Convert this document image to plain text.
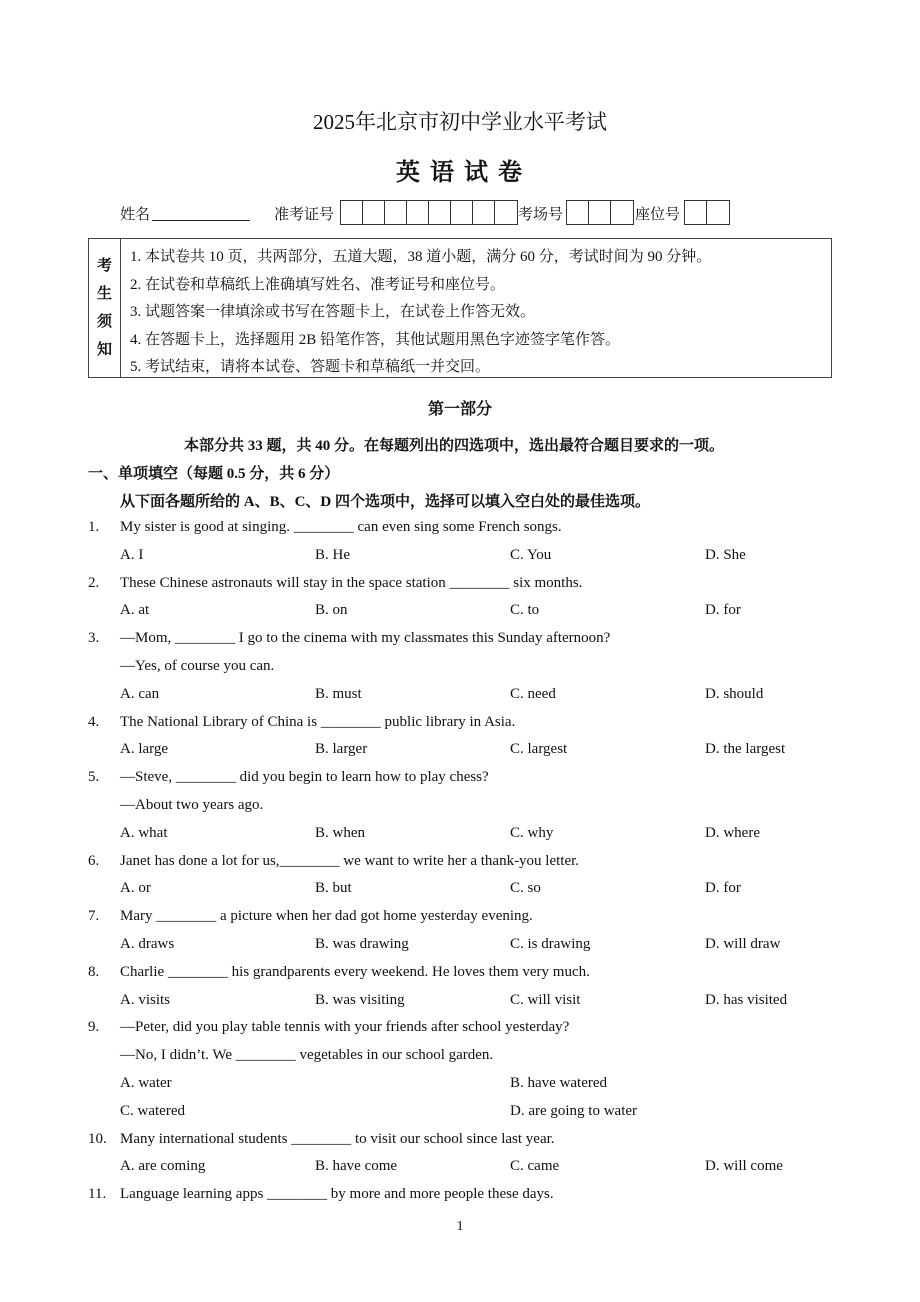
2025年北京市初中学业水平考试
英 语 试 卷
姓名	准考证号	考场号	座位号
考
生
须
知
1. 本试卷共 10 页，共两部分，五道大题，38 道小题，满分 60 分，考试时间为 90 分钟。
2. 在试卷和草稿纸上准确填写姓名、准考证号和座位号。
3. 试题答案一律填涂或书写在答题卡上，在试卷上作答无效。
4. 在答题卡上，选择题用 2B 铅笔作答，其他试题用黑色字迹签字笔作答。
5. 考试结束，请将本试卷、答题卡和草稿纸一并交回。
第一部分
本部分共 33 题，共 40 分。在每题列出的四选项中，选出最符合题目要求的一项。
一、单项填空（每题 0.5 分，共 6 分）
从下面各题所给的 A、B、C、D 四个选项中，选择可以填入空白处的最佳选项。
1. My sister is good at singing. ________ can even sing some French songs.
A. I	B. He	C. You	D. She
2. These Chinese astronauts will stay in the space station ________ six months.
A. at	B. on	C. to	D. for
3. —Mom, ________ I go to the cinema with my classmates this Sunday afternoon?
—Yes, of course you can.
A. can	B. must	C. need	D. should
4. The National Library of China is ________ public library in Asia.
A. large	B. larger	C. largest	D. the largest
5. —Steve, ________ did you begin to learn how to play chess?
—About two years ago.
A. what	B. when	C. why	D. where
6. Janet has done a lot for us,________ we want to write her a thank-you letter.
A. or	B. but	C. so	D. for
7. Mary ________ a picture when her dad got home yesterday evening.
A. draws	B. was drawing	C. is drawing	D. will draw
8. Charlie ________ his grandparents every weekend. He loves them very much.
A. visits	B. was visiting	C. will visit	D. has visited
9. —Peter, did you play table tennis with your friends after school yesterday?
—No, I didn’t. We ________ vegetables in our school garden.
A. water	B. have watered
C. watered	D. are going to water
10. Many international students ________ to visit our school since last year.
A. are coming	B. have come	C. came	D. will come
11. Language learning apps ________ by more and more people these days.
1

**Required task**
Above are records with pictures; repeat the records exactly and leave the pictures out.

**Output of the exercise**
Convert this document image to plain text.
2025年北京市初中学业水平考试
英 语 试 卷
姓名	准考证号	考场号	座位号
考
生
须
知
1. 本试卷共 10 页，共两部分，五道大题，38 道小题，满分 60 分，考试时间为 90 分钟。
2. 在试卷和草稿纸上准确填写姓名、准考证号和座位号。
3. 试题答案一律填涂或书写在答题卡上，在试卷上作答无效。
4. 在答题卡上，选择题用 2B 铅笔作答，其他试题用黑色字迹签字笔作答。
5. 考试结束，请将本试卷、答题卡和草稿纸一并交回。
第一部分
本部分共 33 题，共 40 分。在每题列出的四选项中，选出最符合题目要求的一项。
一、单项填空（每题 0.5 分，共 6 分）
从下面各题所给的 A、B、C、D 四个选项中，选择可以填入空白处的最佳选项。
1. My sister is good at singing. ________ can even sing some French songs.
A. I	B. He	C. You	D. She
2. These Chinese astronauts will stay in the space station ________ six months.
A. at	B. on	C. to	D. for
3. —Mom, ________ I go to the cinema with my classmates this Sunday afternoon?
—Yes, of course you can.
A. can	B. must	C. need	D. should
4. The National Library of China is ________ public library in Asia.
A. large	B. larger	C. largest	D. the largest
5. —Steve, ________ did you begin to learn how to play chess?
—About two years ago.
A. what	B. when	C. why	D. where
6. Janet has done a lot for us,________ we want to write her a thank-you letter.
A. or	B. but	C. so	D. for
7. Mary ________ a picture when her dad got home yesterday evening.
A. draws	B. was drawing	C. is drawing	D. will draw
8. Charlie ________ his grandparents every weekend. He loves them very much.
A. visits	B. was visiting	C. will visit	D. has visited
9. —Peter, did you play table tennis with your friends after school yesterday?
—No, I didn’t. We ________ vegetables in our school garden.
A. water	B. have watered
C. watered	D. are going to water
10. Many international students ________ to visit our school since last year.
A. are coming	B. have come	C. came	D. will come
11. Language learning apps ________ by more and more people these days.
1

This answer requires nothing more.